_Exercise goal_
Quote the listing below in its entirety.
>> Start Records shown
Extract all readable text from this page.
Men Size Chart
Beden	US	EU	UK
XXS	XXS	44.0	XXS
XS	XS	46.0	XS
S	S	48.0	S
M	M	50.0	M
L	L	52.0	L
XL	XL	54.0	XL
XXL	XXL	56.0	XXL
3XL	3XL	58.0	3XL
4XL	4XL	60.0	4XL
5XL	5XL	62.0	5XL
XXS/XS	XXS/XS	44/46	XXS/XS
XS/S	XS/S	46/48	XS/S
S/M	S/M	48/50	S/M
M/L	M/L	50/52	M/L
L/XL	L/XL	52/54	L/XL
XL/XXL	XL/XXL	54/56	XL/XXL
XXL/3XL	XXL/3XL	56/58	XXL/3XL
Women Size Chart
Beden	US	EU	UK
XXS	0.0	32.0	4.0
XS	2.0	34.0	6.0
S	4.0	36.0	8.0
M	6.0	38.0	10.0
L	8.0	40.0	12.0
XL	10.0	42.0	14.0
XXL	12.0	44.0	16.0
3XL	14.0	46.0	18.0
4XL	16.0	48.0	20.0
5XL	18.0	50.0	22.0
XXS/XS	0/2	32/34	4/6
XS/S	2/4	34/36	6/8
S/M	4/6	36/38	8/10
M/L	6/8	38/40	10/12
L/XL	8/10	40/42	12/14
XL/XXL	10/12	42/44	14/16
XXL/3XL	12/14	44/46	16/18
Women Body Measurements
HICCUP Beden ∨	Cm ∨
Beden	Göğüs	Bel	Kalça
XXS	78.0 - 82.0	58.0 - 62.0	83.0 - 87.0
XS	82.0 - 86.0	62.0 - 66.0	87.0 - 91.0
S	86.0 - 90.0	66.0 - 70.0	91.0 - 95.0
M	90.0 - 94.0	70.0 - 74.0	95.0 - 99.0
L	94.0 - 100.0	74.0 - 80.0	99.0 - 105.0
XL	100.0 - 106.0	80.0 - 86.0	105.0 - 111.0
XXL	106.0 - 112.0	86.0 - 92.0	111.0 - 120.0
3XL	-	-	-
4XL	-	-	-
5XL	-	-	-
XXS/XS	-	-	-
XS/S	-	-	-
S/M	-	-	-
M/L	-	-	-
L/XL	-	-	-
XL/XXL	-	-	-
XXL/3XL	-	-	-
>> End Records shown
_Task answer_
Extract all readable text from this page.
Men Size Chart
Beden	US	EU	UK
XXS	XXS	44.0	XXS
XS	XS	46.0	XS
S	S	48.0	S
M	M	50.0	M
L	L	52.0	L
XL	XL	54.0	XL
XXL	XXL	56.0	XXL
3XL	3XL	58.0	3XL
4XL	4XL	60.0	4XL
5XL	5XL	62.0	5XL
XXS/XS	XXS/XS	44/46	XXS/XS
XS/S	XS/S	46/48	XS/S
S/M	S/M	48/50	S/M
M/L	M/L	50/52	M/L
L/XL	L/XL	52/54	L/XL
XL/XXL	XL/XXL	54/56	XL/XXL
XXL/3XL	XXL/3XL	56/58	XXL/3XL
Women Size Chart
Beden	US	EU	UK
XXS	0.0	32.0	4.0
XS	2.0	34.0	6.0
S	4.0	36.0	8.0
M	6.0	38.0	10.0
L	8.0	40.0	12.0
XL	10.0	42.0	14.0
XXL	12.0	44.0	16.0
3XL	14.0	46.0	18.0
4XL	16.0	48.0	20.0
5XL	18.0	50.0	22.0
XXS/XS	0/2	32/34	4/6
XS/S	2/4	34/36	6/8
S/M	4/6	36/38	8/10
M/L	6/8	38/40	10/12
L/XL	8/10	40/42	12/14
XL/XXL	10/12	42/44	14/16
XXL/3XL	12/14	44/46	16/18
Women Body Measurements
HICCUP Beden ∨	Cm ∨
Beden	Göğüs	Bel	Kalça
XXS	78.0 - 82.0	58.0 - 62.0	83.0 - 87.0
XS	82.0 - 86.0	62.0 - 66.0	87.0 - 91.0
S	86.0 - 90.0	66.0 - 70.0	91.0 - 95.0
M	90.0 - 94.0	70.0 - 74.0	95.0 - 99.0
L	94.0 - 100.0	74.0 - 80.0	99.0 - 105.0
XL	100.0 - 106.0	80.0 - 86.0	105.0 - 111.0
XXL	106.0 - 112.0	86.0 - 92.0	111.0 - 120.0
3XL	-	-	-
4XL	-	-	-
5XL	-	-	-
XXS/XS	-	-	-
XS/S	-	-	-
S/M	-	-	-
M/L	-	-	-
L/XL	-	-	-
XL/XXL	-	-	-
XXL/3XL	-	-	-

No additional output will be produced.